PROVIDED DATA:
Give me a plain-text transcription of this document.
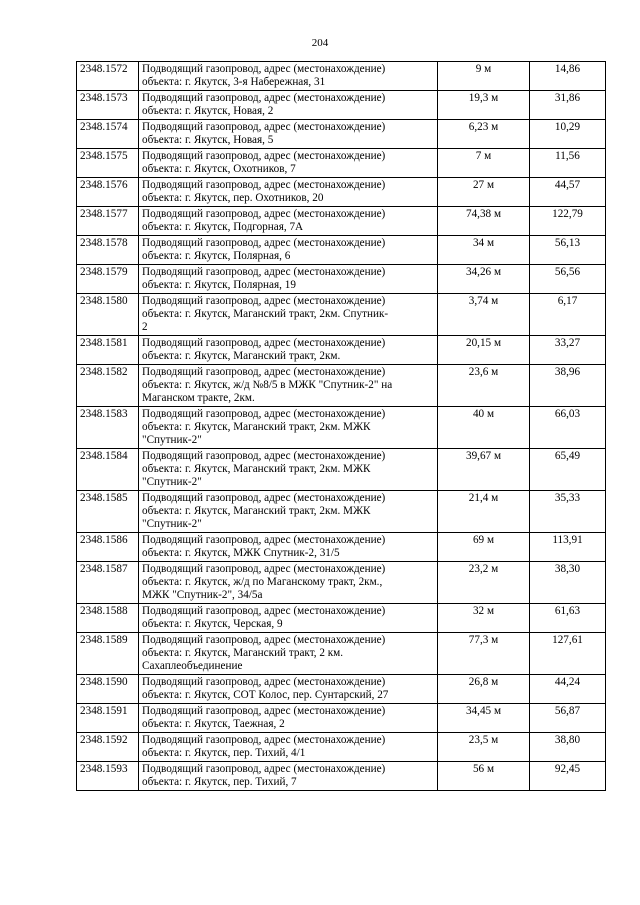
204
2348.1572	Подводящий газопровод, адрес (местонахождение)
объекта: г. Якутск, 3-я Набережная, 31	9 м	14,86
2348.1573	Подводящий газопровод, адрес (местонахождение)
объекта: г. Якутск, Новая, 2	19,3 м	31,86
2348.1574	Подводящий газопровод, адрес (местонахождение)
объекта: г. Якутск, Новая, 5	6,23 м	10,29
2348.1575	Подводящий газопровод, адрес (местонахождение)
объекта: г. Якутск, Охотников, 7	7 м	11,56
2348.1576	Подводящий газопровод, адрес (местонахождение)
объекта: г. Якутск, пер. Охотников, 20	27 м	44,57
2348.1577	Подводящий газопровод, адрес (местонахождение)
объекта: г. Якутск, Подгорная, 7А	74,38 м	122,79
2348.1578	Подводящий газопровод, адрес (местонахождение)
объекта: г. Якутск, Полярная, 6	34 м	56,13
2348.1579	Подводящий газопровод, адрес (местонахождение)
объекта: г. Якутск, Полярная, 19	34,26 м	56,56
2348.1580	Подводящий газопровод, адрес (местонахождение)
объекта: г. Якутск, Маганский тракт, 2км. Спутник-
2	3,74 м	6,17
2348.1581	Подводящий газопровод, адрес (местонахождение)
объекта: г. Якутск, Маганский тракт, 2км.	20,15 м	33,27
2348.1582	Подводящий газопровод, адрес (местонахождение)
объекта: г. Якутск, ж/д №8/5 в МЖК "Спутник-2" на
Маганском тракте, 2км.	23,6 м	38,96
2348.1583	Подводящий газопровод, адрес (местонахождение)
объекта: г. Якутск, Маганский тракт, 2км. МЖК
"Спутник-2"	40 м	66,03
2348.1584	Подводящий газопровод, адрес (местонахождение)
объекта: г. Якутск, Маганский тракт, 2км. МЖК
"Спутник-2"	39,67 м	65,49
2348.1585	Подводящий газопровод, адрес (местонахождение)
объекта: г. Якутск, Маганский тракт, 2км. МЖК
"Спутник-2"	21,4 м	35,33
2348.1586	Подводящий газопровод, адрес (местонахождение)
объекта: г. Якутск, МЖК Спутник-2, 31/5	69 м	113,91
2348.1587	Подводящий газопровод, адрес (местонахождение)
объекта: г. Якутск, ж/д по Маганскому тракт, 2км.,
МЖК "Спутник-2", 34/5а	23,2 м	38,30
2348.1588	Подводящий газопровод, адрес (местонахождение)
объекта: г. Якутск, Черская, 9	32 м	61,63
2348.1589	Подводящий газопровод, адрес (местонахождение)
объекта: г. Якутск, Маганский тракт, 2 км.
Сахаплеобъединение	77,3 м	127,61
2348.1590	Подводящий газопровод, адрес (местонахождение)
объекта: г. Якутск, СОТ Колос, пер. Сунтарский, 27	26,8 м	44,24
2348.1591	Подводящий газопровод, адрес (местонахождение)
объекта: г. Якутск, Таежная, 2	34,45 м	56,87
2348.1592	Подводящий газопровод, адрес (местонахождение)
объекта: г. Якутск, пер. Тихий, 4/1	23,5 м	38,80
2348.1593	Подводящий газопровод, адрес (местонахождение)
объекта: г. Якутск, пер. Тихий, 7	56 м	92,45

PROBLEM DESCRIPTION: List each line in the listing that contains the string "Полярная".

RESULT OF THE TASK:
объекта: г. Якутск, Полярная, 6	34 м	56,13
объекта: г. Якутск, Полярная, 19	34,26 м	56,56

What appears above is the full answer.